**RECORDS TO USE**
* * * * * * *
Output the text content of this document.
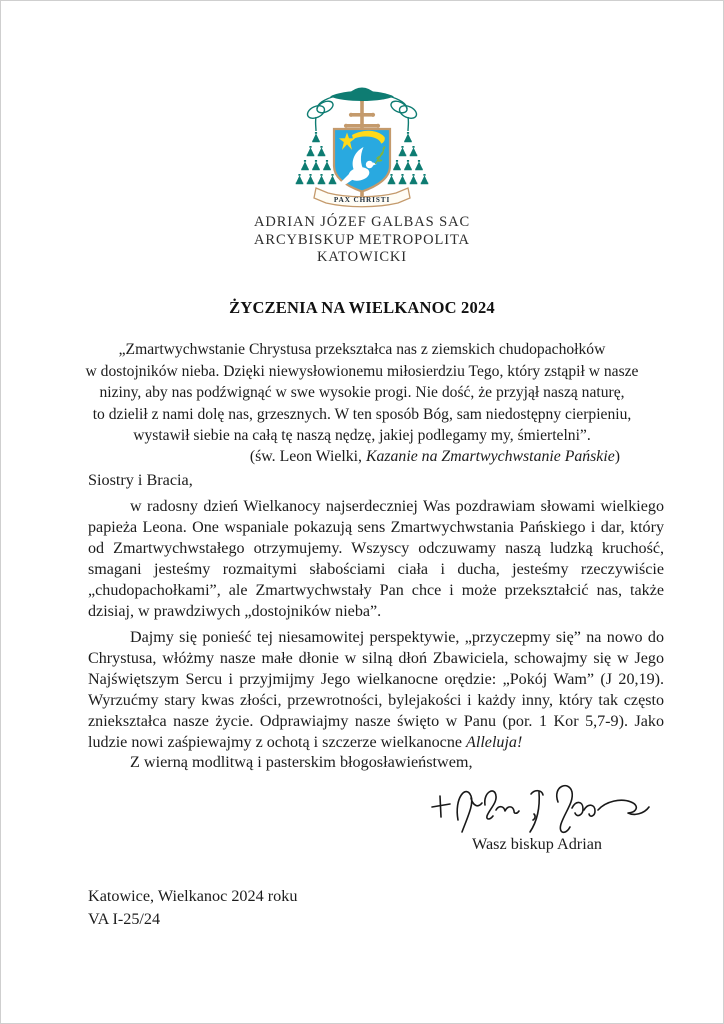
PAX CHRISTI
ADRIAN JÓZEF GALBAS SAC
ARCYBISKUP METROPOLITA
KATOWICKI
ŻYCZENIA NA WIELKANOC 2024
„Zmartwychwstanie Chrystusa przekształca nas z ziemskich chudopachołków
w dostojników nieba. Dzięki niewysłowionemu miłosierdziu Tego, który zstąpił w nasze
niziny, aby nas podźwignąć w swe wysokie progi. Nie dość, że przyjął naszą naturę,
to dzielił z nami dolę nas, grzesznych. W ten sposób Bóg, sam niedostępny cierpieniu,
wystawił siebie na całą tę naszą nędzę, jakiej podlegamy my, śmiertelni”.
(św. Leon Wielki, Kazanie na Zmartwychwstanie Pańskie)
Siostry i Bracia,

w radosny dzień Wielkanocy najserdeczniej Was pozdrawiam słowami wielkiego papieża Leona. One wspaniale pokazują sens Zmartwychwstania Pańskiego i dar, który od Zmartwychwstałego otrzymujemy. Wszyscy odczuwamy naszą ludzką kruchość, smagani jesteśmy rozmaitymi słabościami ciała i ducha, jesteśmy rzeczywiście „chudopachołkami”, ale Zmartwychwstały Pan chce i może przekształcić nas, także dzisiaj, w prawdziwych „dostojników nieba”.

Dajmy się ponieść tej niesamowitej perspektywie, „przyczepmy się” na nowo do Chrystusa, włóżmy nasze małe dłonie w silną dłoń Zbawiciela, schowajmy się w Jego Najświętszym Sercu i przyjmijmy Jego wielkanocne orędzie: „Pokój Wam” (J 20,19). Wyrzućmy stary kwas złości, przewrotności, bylejakości i każdy inny, który tak często zniekształca nasze życie. Odprawiajmy nasze święto w Panu (por. 1 Kor 5,7-9). Jako ludzie nowi zaśpiewajmy z ochotą i szczerze wielkanocne Alleluja!

Z wierną modlitwą i pasterskim błogosławieństwem,
Wasz biskup Adrian
Katowice, Wielkanoc 2024 roku
VA I-25/24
* * * * * * *
**DO THIS**
Which lines above contain the word "dostojników"? Copy each of them.

**SOLUTION FOR THIS EXERCISE**
w dostojników nieba. Dzięki niewysłowionemu miłosierdziu Tego, który zstąpił w nasze
w radosny dzień Wielkanocy najserdeczniej Was pozdrawiam słowami wielkiego papieża Leona. One wspaniale pokazują sens Zmartwychwstania Pańskiego i dar, który od Zmartwychwstałego otrzymujemy. Wszyscy odczuwamy naszą ludzką kruchość, smagani jesteśmy rozmaitymi słabościami ciała i ducha, jesteśmy rzeczywiście „chudopachołkami”, ale Zmartwychwstały Pan chce i może przekształcić nas, także dzisiaj, w prawdziwych „dostojników nieba”.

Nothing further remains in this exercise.